> _Job_
Pictures stay out of your copy, but everything else in the records below must be repeated exactly.

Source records
--

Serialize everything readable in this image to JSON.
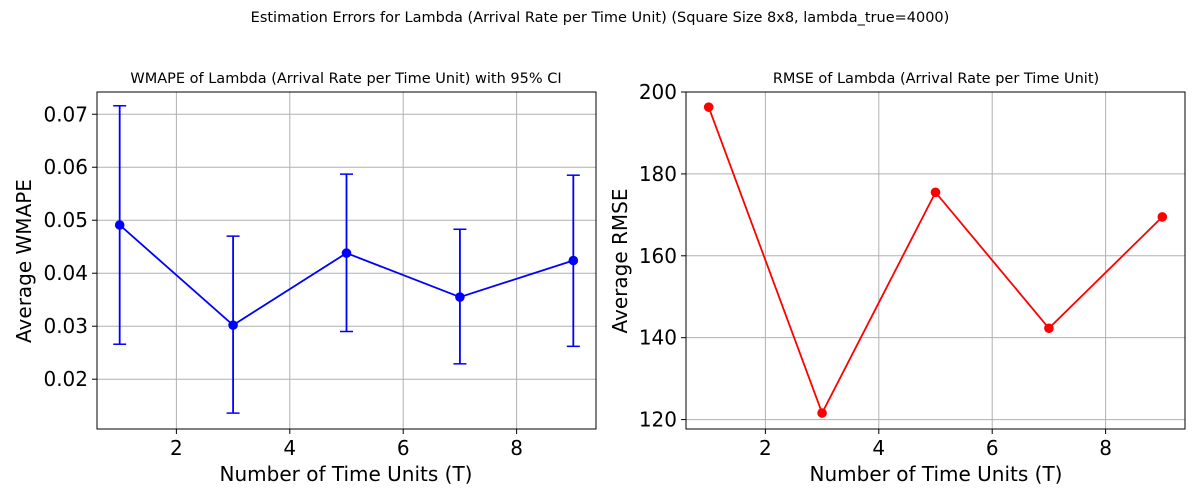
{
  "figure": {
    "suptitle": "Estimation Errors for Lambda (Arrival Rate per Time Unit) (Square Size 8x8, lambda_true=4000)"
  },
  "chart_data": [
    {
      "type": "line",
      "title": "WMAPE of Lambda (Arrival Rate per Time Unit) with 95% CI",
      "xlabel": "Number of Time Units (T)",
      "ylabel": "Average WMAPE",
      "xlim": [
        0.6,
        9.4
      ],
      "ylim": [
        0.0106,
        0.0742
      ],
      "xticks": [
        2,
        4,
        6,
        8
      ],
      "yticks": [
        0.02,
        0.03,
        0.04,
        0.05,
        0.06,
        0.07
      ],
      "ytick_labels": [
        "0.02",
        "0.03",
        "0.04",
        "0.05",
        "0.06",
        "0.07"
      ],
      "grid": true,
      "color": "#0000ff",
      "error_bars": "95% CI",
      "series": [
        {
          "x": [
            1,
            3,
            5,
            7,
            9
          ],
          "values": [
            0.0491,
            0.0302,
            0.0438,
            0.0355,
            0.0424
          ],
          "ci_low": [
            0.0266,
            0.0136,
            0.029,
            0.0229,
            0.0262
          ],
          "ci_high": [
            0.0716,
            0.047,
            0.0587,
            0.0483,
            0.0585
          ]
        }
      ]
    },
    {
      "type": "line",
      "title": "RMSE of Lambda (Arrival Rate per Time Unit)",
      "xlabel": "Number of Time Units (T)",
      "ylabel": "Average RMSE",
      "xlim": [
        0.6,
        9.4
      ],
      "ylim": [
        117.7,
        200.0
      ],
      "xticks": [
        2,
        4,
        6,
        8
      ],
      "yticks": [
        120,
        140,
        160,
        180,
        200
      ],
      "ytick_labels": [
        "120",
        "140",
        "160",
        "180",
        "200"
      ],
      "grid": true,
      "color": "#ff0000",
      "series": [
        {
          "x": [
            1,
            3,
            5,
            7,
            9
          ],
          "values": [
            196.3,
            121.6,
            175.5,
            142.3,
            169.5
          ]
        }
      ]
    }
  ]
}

--

> _Expected answer_
Serialize everything readable in this image to JSON.
{
  "figure": {
    "suptitle": "Estimation Errors for Lambda (Arrival Rate per Time Unit) (Square Size 8x8, lambda_true=4000)"
  },
  "chart_data": [
    {
      "type": "line",
      "title": "WMAPE of Lambda (Arrival Rate per Time Unit) with 95% CI",
      "xlabel": "Number of Time Units (T)",
      "ylabel": "Average WMAPE",
      "xlim": [
        0.6,
        9.4
      ],
      "ylim": [
        0.0106,
        0.0742
      ],
      "xticks": [
        2,
        4,
        6,
        8
      ],
      "yticks": [
        0.02,
        0.03,
        0.04,
        0.05,
        0.06,
        0.07
      ],
      "ytick_labels": [
        "0.02",
        "0.03",
        "0.04",
        "0.05",
        "0.06",
        "0.07"
      ],
      "grid": true,
      "color": "#0000ff",
      "error_bars": "95% CI",
      "series": [
        {
          "x": [
            1,
            3,
            5,
            7,
            9
          ],
          "values": [
            0.0491,
            0.0302,
            0.0438,
            0.0355,
            0.0424
          ],
          "ci_low": [
            0.0266,
            0.0136,
            0.029,
            0.0229,
            0.0262
          ],
          "ci_high": [
            0.0716,
            0.047,
            0.0587,
            0.0483,
            0.0585
          ]
        }
      ]
    },
    {
      "type": "line",
      "title": "RMSE of Lambda (Arrival Rate per Time Unit)",
      "xlabel": "Number of Time Units (T)",
      "ylabel": "Average RMSE",
      "xlim": [
        0.6,
        9.4
      ],
      "ylim": [
        117.7,
        200.0
      ],
      "xticks": [
        2,
        4,
        6,
        8
      ],
      "yticks": [
        120,
        140,
        160,
        180,
        200
      ],
      "ytick_labels": [
        "120",
        "140",
        "160",
        "180",
        "200"
      ],
      "grid": true,
      "color": "#ff0000",
      "series": [
        {
          "x": [
            1,
            3,
            5,
            7,
            9
          ],
          "values": [
            196.3,
            121.6,
            175.5,
            142.3,
            169.5
          ]
        }
      ]
    }
  ]
}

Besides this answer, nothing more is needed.